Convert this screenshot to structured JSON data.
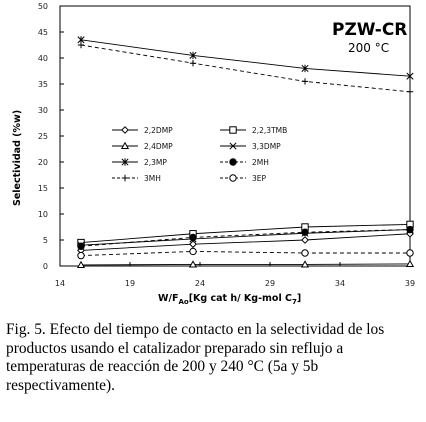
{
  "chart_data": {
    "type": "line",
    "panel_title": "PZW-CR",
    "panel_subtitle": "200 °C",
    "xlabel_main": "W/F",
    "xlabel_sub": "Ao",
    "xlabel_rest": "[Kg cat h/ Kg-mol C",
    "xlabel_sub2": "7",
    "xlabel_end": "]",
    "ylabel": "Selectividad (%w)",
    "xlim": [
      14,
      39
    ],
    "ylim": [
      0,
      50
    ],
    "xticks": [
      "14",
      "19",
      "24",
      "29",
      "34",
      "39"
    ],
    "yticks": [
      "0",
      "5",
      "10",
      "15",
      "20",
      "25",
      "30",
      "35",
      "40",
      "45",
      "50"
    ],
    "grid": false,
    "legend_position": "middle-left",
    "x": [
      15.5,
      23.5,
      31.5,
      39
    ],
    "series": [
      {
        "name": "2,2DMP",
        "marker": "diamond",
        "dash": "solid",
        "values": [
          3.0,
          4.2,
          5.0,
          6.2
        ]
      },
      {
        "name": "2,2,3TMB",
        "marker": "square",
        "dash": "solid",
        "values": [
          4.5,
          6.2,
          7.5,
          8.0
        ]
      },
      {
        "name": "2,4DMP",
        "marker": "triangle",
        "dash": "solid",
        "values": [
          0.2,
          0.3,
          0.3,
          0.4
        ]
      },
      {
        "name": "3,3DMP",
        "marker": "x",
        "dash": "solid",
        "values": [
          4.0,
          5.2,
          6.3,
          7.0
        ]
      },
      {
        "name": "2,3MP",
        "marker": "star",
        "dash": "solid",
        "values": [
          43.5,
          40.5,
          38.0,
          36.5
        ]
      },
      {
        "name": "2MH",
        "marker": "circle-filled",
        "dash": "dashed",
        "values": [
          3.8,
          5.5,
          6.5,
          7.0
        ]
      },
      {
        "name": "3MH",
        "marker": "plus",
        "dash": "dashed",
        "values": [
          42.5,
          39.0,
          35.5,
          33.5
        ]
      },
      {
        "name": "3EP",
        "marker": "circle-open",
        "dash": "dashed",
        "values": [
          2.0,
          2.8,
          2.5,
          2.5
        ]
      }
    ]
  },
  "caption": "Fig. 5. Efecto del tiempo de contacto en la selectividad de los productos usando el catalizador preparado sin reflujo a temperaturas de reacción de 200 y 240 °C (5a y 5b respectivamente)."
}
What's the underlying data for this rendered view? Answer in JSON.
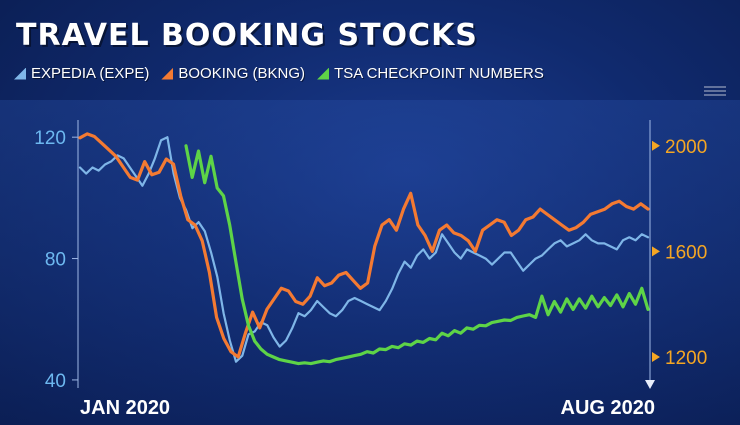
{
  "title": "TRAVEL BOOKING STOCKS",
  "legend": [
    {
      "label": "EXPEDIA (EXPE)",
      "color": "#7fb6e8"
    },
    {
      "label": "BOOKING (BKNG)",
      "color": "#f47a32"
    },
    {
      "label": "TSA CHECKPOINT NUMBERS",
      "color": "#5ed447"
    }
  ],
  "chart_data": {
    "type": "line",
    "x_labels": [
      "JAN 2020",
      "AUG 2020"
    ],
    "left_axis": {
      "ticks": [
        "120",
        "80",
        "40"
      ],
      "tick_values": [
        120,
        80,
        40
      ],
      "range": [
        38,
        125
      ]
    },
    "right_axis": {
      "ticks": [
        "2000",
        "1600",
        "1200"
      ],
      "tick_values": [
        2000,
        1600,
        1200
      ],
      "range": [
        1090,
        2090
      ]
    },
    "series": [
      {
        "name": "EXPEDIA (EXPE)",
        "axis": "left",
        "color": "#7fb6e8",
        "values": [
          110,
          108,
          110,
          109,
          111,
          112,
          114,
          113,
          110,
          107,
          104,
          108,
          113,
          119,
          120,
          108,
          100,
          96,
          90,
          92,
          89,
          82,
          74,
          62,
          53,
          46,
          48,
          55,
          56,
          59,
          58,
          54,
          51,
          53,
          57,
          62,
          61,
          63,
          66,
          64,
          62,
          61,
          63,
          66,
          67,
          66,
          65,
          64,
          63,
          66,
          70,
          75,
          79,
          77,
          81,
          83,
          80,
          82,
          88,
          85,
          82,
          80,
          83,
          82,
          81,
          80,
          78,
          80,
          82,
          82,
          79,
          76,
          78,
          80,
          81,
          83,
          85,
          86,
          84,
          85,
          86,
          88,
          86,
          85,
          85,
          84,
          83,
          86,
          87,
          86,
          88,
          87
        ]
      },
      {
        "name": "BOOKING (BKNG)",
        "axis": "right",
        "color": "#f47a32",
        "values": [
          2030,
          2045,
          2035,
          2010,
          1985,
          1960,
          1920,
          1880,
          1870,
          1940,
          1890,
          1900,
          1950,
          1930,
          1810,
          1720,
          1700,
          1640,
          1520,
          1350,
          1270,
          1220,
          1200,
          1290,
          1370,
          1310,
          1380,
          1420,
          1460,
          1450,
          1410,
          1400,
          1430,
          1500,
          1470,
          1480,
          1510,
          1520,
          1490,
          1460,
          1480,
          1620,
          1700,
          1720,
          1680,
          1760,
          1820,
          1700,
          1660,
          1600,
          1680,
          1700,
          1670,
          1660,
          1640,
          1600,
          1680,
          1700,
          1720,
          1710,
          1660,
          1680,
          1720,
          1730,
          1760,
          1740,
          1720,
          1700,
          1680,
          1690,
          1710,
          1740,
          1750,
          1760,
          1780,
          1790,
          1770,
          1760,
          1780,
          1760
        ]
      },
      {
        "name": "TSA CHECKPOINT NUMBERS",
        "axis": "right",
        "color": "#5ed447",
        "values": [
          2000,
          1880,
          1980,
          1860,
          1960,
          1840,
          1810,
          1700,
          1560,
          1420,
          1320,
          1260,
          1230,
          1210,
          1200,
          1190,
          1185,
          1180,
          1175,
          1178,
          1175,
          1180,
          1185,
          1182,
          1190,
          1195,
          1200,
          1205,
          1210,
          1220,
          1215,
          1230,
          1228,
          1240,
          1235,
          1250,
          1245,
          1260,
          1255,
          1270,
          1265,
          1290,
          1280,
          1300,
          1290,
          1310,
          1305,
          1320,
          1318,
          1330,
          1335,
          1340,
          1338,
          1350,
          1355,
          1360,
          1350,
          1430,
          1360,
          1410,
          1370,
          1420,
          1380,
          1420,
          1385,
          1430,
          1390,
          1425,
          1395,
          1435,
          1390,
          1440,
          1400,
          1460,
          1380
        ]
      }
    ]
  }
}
________
Task prompt: Leave the pictures out, and print every line of the listing exactly as written.

Response to the exercise:
Convert this screenshot to structured JSON data.
{
  "chart_data": {
    "type": "line",
    "panel_title": "PZW-CR",
    "panel_subtitle": "200 °C",
    "xlabel_main": "W/F",
    "xlabel_sub": "Ao",
    "xlabel_rest": "[Kg cat h/ Kg-mol C",
    "xlabel_sub2": "7",
    "xlabel_end": "]",
    "ylabel": "Selectividad (%w)",
    "xlim": [
      14,
      39
    ],
    "ylim": [
      0,
      50
    ],
    "xticks": [
      "14",
      "19",
      "24",
      "29",
      "34",
      "39"
    ],
    "yticks": [
      "0",
      "5",
      "10",
      "15",
      "20",
      "25",
      "30",
      "35",
      "40",
      "45",
      "50"
    ],
    "grid": false,
    "legend_position": "middle-left",
    "x": [
      15.5,
      23.5,
      31.5,
      39
    ],
    "series": [
      {
        "name": "2,2DMP",
        "marker": "diamond",
        "dash": "solid",
        "values": [
          3.0,
          4.2,
          5.0,
          6.2
        ]
      },
      {
        "name": "2,2,3TMB",
        "marker": "square",
        "dash": "solid",
        "values": [
          4.5,
          6.2,
          7.5,
          8.0
        ]
      },
      {
        "name": "2,4DMP",
        "marker": "triangle",
        "dash": "solid",
        "values": [
          0.2,
          0.3,
          0.3,
          0.4
        ]
      },
      {
        "name": "3,3DMP",
        "marker": "x",
        "dash": "solid",
        "values": [
          4.0,
          5.2,
          6.3,
          7.0
        ]
      },
      {
        "name": "2,3MP",
        "marker": "star",
        "dash": "solid",
        "values": [
          43.5,
          40.5,
          38.0,
          36.5
        ]
      },
      {
        "name": "2MH",
        "marker": "circle-filled",
        "dash": "dashed",
        "values": [
          3.8,
          5.5,
          6.5,
          7.0
        ]
      },
      {
        "name": "3MH",
        "marker": "plus",
        "dash": "dashed",
        "values": [
          42.5,
          39.0,
          35.5,
          33.5
        ]
      },
      {
        "name": "3EP",
        "marker": "circle-open",
        "dash": "dashed",
        "values": [
          2.0,
          2.8,
          2.5,
          2.5
        ]
      }
    ]
  },
  "caption": "Fig. 5. Efecto del tiempo de contacto en la selectividad de los productos usando el catalizador preparado sin reflujo a temperaturas de reacción de 200 y 240 °C (5a y 5b respectivamente)."
}
What's the underlying data for this rendered view? Answer in JSON.
{
  "title": "TRAVEL BOOKING STOCKS",
  "legend": [
    {
      "label": "EXPEDIA (EXPE)",
      "color": "#7fb6e8"
    },
    {
      "label": "BOOKING (BKNG)",
      "color": "#f47a32"
    },
    {
      "label": "TSA CHECKPOINT NUMBERS",
      "color": "#5ed447"
    }
  ],
  "chart_data": {
    "type": "line",
    "x_labels": [
      "JAN 2020",
      "AUG 2020"
    ],
    "left_axis": {
      "ticks": [
        "120",
        "80",
        "40"
      ],
      "tick_values": [
        120,
        80,
        40
      ],
      "range": [
        38,
        125
      ]
    },
    "right_axis": {
      "ticks": [
        "2000",
        "1600",
        "1200"
      ],
      "tick_values": [
        2000,
        1600,
        1200
      ],
      "range": [
        1090,
        2090
      ]
    },
    "series": [
      {
        "name": "EXPEDIA (EXPE)",
        "axis": "left",
        "color": "#7fb6e8",
        "values": [
          110,
          108,
          110,
          109,
          111,
          112,
          114,
          113,
          110,
          107,
          104,
          108,
          113,
          119,
          120,
          108,
          100,
          96,
          90,
          92,
          89,
          82,
          74,
          62,
          53,
          46,
          48,
          55,
          56,
          59,
          58,
          54,
          51,
          53,
          57,
          62,
          61,
          63,
          66,
          64,
          62,
          61,
          63,
          66,
          67,
          66,
          65,
          64,
          63,
          66,
          70,
          75,
          79,
          77,
          81,
          83,
          80,
          82,
          88,
          85,
          82,
          80,
          83,
          82,
          81,
          80,
          78,
          80,
          82,
          82,
          79,
          76,
          78,
          80,
          81,
          83,
          85,
          86,
          84,
          85,
          86,
          88,
          86,
          85,
          85,
          84,
          83,
          86,
          87,
          86,
          88,
          87
        ]
      },
      {
        "name": "BOOKING (BKNG)",
        "axis": "right",
        "color": "#f47a32",
        "values": [
          2030,
          2045,
          2035,
          2010,
          1985,
          1960,
          1920,
          1880,
          1870,
          1940,
          1890,
          1900,
          1950,
          1930,
          1810,
          1720,
          1700,
          1640,
          1520,
          1350,
          1270,
          1220,
          1200,
          1290,
          1370,
          1310,
          1380,
          1420,
          1460,
          1450,
          1410,
          1400,
          1430,
          1500,
          1470,
          1480,
          1510,
          1520,
          1490,
          1460,
          1480,
          1620,
          1700,
          1720,
          1680,
          1760,
          1820,
          1700,
          1660,
          1600,
          1680,
          1700,
          1670,
          1660,
          1640,
          1600,
          1680,
          1700,
          1720,
          1710,
          1660,
          1680,
          1720,
          1730,
          1760,
          1740,
          1720,
          1700,
          1680,
          1690,
          1710,
          1740,
          1750,
          1760,
          1780,
          1790,
          1770,
          1760,
          1780,
          1760
        ]
      },
      {
        "name": "TSA CHECKPOINT NUMBERS",
        "axis": "right",
        "color": "#5ed447",
        "values": [
          2000,
          1880,
          1980,
          1860,
          1960,
          1840,
          1810,
          1700,
          1560,
          1420,
          1320,
          1260,
          1230,
          1210,
          1200,
          1190,
          1185,
          1180,
          1175,
          1178,
          1175,
          1180,
          1185,
          1182,
          1190,
          1195,
          1200,
          1205,
          1210,
          1220,
          1215,
          1230,
          1228,
          1240,
          1235,
          1250,
          1245,
          1260,
          1255,
          1270,
          1265,
          1290,
          1280,
          1300,
          1290,
          1310,
          1305,
          1320,
          1318,
          1330,
          1335,
          1340,
          1338,
          1350,
          1355,
          1360,
          1350,
          1430,
          1360,
          1410,
          1370,
          1420,
          1380,
          1420,
          1385,
          1430,
          1390,
          1425,
          1395,
          1435,
          1390,
          1440,
          1400,
          1460,
          1380
        ]
      }
    ]
  }
}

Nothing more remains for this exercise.